### Exercise:
Scan the listing below. Report each line that includes "användning".

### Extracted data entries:
>> begin

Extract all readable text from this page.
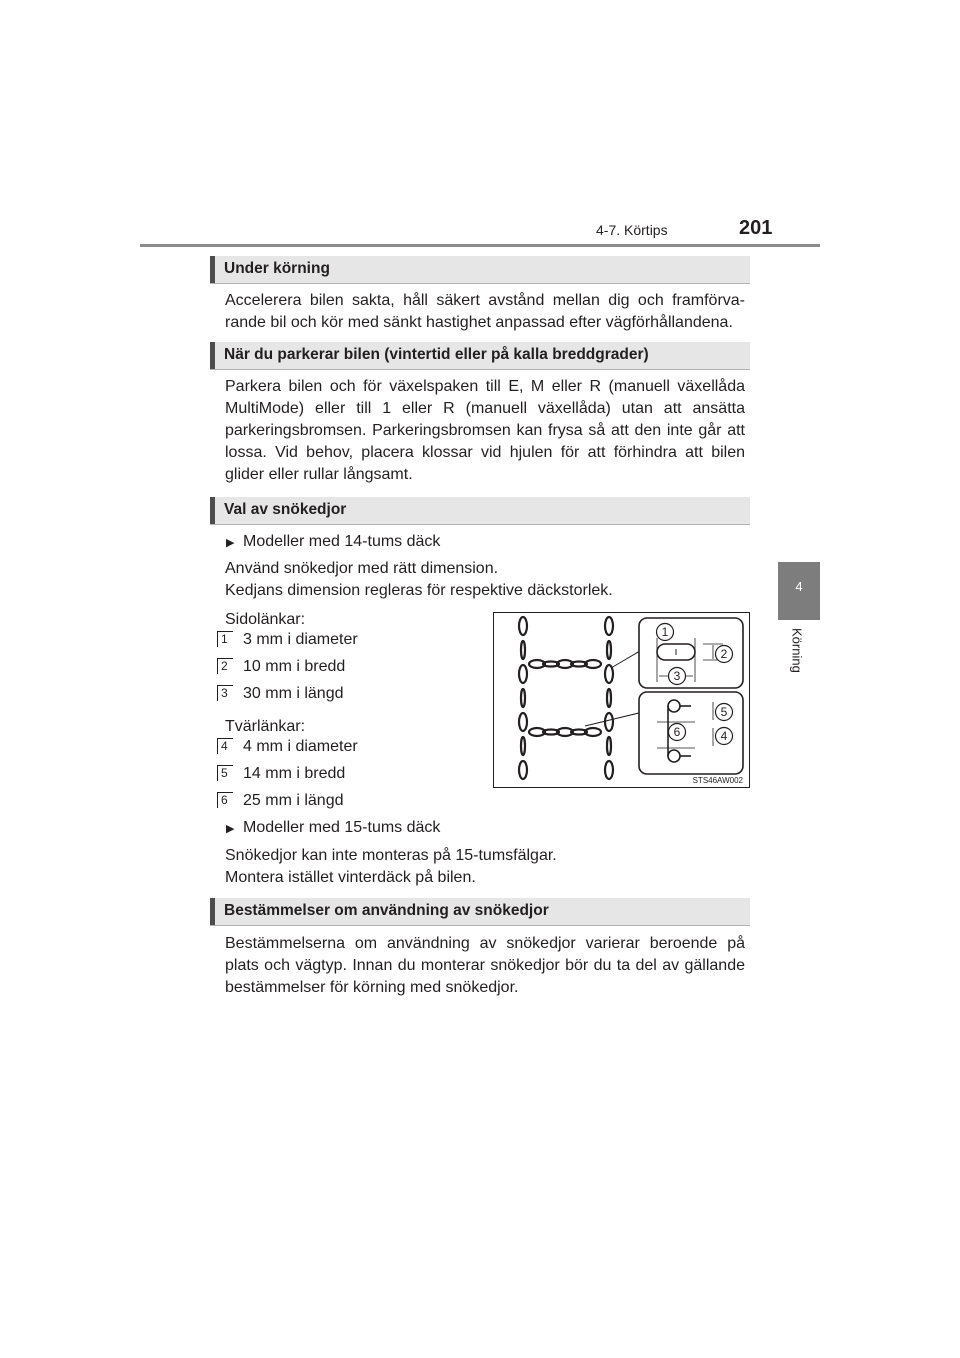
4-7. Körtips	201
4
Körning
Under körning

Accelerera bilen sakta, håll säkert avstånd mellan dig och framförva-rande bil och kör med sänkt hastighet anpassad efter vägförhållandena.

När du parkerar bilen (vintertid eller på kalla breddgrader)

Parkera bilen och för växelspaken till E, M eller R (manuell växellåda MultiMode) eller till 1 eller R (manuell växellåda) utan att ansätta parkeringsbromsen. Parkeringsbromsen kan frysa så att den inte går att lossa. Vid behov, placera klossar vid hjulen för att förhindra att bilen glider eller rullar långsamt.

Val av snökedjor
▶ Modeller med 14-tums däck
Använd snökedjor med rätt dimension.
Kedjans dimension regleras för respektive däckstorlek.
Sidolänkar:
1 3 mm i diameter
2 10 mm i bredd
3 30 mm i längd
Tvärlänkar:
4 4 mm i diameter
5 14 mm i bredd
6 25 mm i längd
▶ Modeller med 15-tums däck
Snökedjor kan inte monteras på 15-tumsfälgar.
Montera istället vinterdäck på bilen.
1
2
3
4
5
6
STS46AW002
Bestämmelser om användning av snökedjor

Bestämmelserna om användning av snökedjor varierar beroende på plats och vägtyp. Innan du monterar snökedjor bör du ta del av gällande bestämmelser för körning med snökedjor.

>> end

### Output of the task:
Bestämmelser om användning av snökedjor
Bestämmelserna om användning av snökedjor varierar beroende på plats och vägtyp. Innan du monterar snökedjor bör du ta del av gällande bestämmelser för körning med snökedjor.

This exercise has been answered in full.